[Begin Entries supplied]

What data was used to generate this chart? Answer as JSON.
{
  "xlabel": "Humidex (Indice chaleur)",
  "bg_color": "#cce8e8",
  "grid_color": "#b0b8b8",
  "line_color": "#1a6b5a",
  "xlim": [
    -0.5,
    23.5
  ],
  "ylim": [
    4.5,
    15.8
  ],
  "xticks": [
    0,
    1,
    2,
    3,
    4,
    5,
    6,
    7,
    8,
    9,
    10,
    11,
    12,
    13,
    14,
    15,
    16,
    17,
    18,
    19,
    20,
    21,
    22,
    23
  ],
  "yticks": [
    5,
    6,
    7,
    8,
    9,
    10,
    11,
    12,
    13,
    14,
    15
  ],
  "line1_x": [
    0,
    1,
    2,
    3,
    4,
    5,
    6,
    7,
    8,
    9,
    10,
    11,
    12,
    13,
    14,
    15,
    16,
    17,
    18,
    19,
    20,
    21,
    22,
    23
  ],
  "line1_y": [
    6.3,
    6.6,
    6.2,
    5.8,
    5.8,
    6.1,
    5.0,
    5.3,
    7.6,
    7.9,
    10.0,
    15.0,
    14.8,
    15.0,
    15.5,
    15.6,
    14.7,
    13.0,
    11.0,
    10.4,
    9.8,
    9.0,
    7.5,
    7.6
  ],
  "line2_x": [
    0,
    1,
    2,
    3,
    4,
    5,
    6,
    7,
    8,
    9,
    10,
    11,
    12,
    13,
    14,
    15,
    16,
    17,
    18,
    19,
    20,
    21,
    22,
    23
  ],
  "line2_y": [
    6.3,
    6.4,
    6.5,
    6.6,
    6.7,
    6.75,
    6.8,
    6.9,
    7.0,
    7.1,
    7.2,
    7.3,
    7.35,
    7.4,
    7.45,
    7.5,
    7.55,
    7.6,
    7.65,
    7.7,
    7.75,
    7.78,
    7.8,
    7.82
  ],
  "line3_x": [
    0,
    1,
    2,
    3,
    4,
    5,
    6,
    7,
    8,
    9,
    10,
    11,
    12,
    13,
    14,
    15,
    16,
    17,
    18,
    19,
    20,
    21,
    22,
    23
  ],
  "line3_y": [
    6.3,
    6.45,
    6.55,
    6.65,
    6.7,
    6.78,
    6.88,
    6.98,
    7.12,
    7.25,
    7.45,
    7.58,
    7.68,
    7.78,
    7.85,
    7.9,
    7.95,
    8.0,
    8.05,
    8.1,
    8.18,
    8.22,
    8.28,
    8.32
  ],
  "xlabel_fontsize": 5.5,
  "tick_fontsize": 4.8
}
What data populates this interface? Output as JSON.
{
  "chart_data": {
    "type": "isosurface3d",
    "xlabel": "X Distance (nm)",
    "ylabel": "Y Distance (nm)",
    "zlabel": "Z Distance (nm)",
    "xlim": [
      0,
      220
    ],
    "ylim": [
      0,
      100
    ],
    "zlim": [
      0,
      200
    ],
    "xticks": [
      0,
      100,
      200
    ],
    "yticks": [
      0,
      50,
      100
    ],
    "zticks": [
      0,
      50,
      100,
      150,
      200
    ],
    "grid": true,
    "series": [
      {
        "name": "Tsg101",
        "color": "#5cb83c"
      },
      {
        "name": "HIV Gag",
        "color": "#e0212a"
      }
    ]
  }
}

[End Entries supplied]

Write out the full listing, keeping every line exactly as it is.

What data was used to generate this chart? Answer as JSON.
{
  "xlabel": "Humidex (Indice chaleur)",
  "bg_color": "#cce8e8",
  "grid_color": "#b0b8b8",
  "line_color": "#1a6b5a",
  "xlim": [
    -0.5,
    23.5
  ],
  "ylim": [
    4.5,
    15.8
  ],
  "xticks": [
    0,
    1,
    2,
    3,
    4,
    5,
    6,
    7,
    8,
    9,
    10,
    11,
    12,
    13,
    14,
    15,
    16,
    17,
    18,
    19,
    20,
    21,
    22,
    23
  ],
  "yticks": [
    5,
    6,
    7,
    8,
    9,
    10,
    11,
    12,
    13,
    14,
    15
  ],
  "line1_x": [
    0,
    1,
    2,
    3,
    4,
    5,
    6,
    7,
    8,
    9,
    10,
    11,
    12,
    13,
    14,
    15,
    16,
    17,
    18,
    19,
    20,
    21,
    22,
    23
  ],
  "line1_y": [
    6.3,
    6.6,
    6.2,
    5.8,
    5.8,
    6.1,
    5.0,
    5.3,
    7.6,
    7.9,
    10.0,
    15.0,
    14.8,
    15.0,
    15.5,
    15.6,
    14.7,
    13.0,
    11.0,
    10.4,
    9.8,
    9.0,
    7.5,
    7.6
  ],
  "line2_x": [
    0,
    1,
    2,
    3,
    4,
    5,
    6,
    7,
    8,
    9,
    10,
    11,
    12,
    13,
    14,
    15,
    16,
    17,
    18,
    19,
    20,
    21,
    22,
    23
  ],
  "line2_y": [
    6.3,
    6.4,
    6.5,
    6.6,
    6.7,
    6.75,
    6.8,
    6.9,
    7.0,
    7.1,
    7.2,
    7.3,
    7.35,
    7.4,
    7.45,
    7.5,
    7.55,
    7.6,
    7.65,
    7.7,
    7.75,
    7.78,
    7.8,
    7.82
  ],
  "line3_x": [
    0,
    1,
    2,
    3,
    4,
    5,
    6,
    7,
    8,
    9,
    10,
    11,
    12,
    13,
    14,
    15,
    16,
    17,
    18,
    19,
    20,
    21,
    22,
    23
  ],
  "line3_y": [
    6.3,
    6.45,
    6.55,
    6.65,
    6.7,
    6.78,
    6.88,
    6.98,
    7.12,
    7.25,
    7.45,
    7.58,
    7.68,
    7.78,
    7.85,
    7.9,
    7.95,
    8.0,
    8.05,
    8.1,
    8.18,
    8.22,
    8.28,
    8.32
  ],
  "xlabel_fontsize": 5.5,
  "tick_fontsize": 4.8
}
What data populates this interface? Output as JSON.
{
  "chart_data": {
    "type": "isosurface3d",
    "xlabel": "X Distance (nm)",
    "ylabel": "Y Distance (nm)",
    "zlabel": "Z Distance (nm)",
    "xlim": [
      0,
      220
    ],
    "ylim": [
      0,
      100
    ],
    "zlim": [
      0,
      200
    ],
    "xticks": [
      0,
      100,
      200
    ],
    "yticks": [
      0,
      50,
      100
    ],
    "zticks": [
      0,
      50,
      100,
      150,
      200
    ],
    "grid": true,
    "series": [
      {
        "name": "Tsg101",
        "color": "#5cb83c"
      },
      {
        "name": "HIV Gag",
        "color": "#e0212a"
      }
    ]
  }
}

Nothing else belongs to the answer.